Directions for this task: Scan the material for the word "武汉加油", and copy each line where it shows up.

>> Start Task input

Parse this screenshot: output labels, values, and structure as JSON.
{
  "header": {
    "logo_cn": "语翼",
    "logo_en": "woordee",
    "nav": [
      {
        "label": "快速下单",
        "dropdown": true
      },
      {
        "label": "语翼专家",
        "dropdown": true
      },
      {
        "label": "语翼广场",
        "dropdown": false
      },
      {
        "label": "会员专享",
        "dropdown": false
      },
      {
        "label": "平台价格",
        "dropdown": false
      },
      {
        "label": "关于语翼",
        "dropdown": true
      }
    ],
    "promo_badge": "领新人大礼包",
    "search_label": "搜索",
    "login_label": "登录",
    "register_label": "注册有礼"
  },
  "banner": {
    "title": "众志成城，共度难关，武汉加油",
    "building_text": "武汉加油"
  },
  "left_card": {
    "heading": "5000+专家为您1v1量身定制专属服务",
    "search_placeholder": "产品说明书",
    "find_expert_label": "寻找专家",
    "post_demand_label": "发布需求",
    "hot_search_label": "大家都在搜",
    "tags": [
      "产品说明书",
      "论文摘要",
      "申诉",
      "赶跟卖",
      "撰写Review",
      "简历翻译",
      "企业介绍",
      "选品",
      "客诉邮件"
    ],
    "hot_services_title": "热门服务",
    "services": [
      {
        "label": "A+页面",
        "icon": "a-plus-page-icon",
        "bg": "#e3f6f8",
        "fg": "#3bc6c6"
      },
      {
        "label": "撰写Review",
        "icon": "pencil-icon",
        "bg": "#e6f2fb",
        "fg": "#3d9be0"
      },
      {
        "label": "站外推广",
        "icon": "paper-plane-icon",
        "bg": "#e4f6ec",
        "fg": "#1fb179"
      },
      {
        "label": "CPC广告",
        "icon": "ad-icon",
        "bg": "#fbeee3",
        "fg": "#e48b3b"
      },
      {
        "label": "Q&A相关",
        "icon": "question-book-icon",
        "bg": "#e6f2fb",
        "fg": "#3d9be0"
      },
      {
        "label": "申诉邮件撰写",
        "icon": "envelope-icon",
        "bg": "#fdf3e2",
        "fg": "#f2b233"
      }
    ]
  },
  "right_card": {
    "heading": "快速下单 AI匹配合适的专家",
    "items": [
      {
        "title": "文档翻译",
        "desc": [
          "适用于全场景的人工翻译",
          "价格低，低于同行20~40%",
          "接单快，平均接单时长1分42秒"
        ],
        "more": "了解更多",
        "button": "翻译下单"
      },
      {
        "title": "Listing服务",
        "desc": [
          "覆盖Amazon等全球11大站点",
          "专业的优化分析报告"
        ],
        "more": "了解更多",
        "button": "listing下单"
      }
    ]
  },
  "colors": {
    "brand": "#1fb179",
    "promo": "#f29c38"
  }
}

>> End Task input

In response:
    "title": "众志成城，共度难关，武汉加油",
    "building_text": "武汉加油"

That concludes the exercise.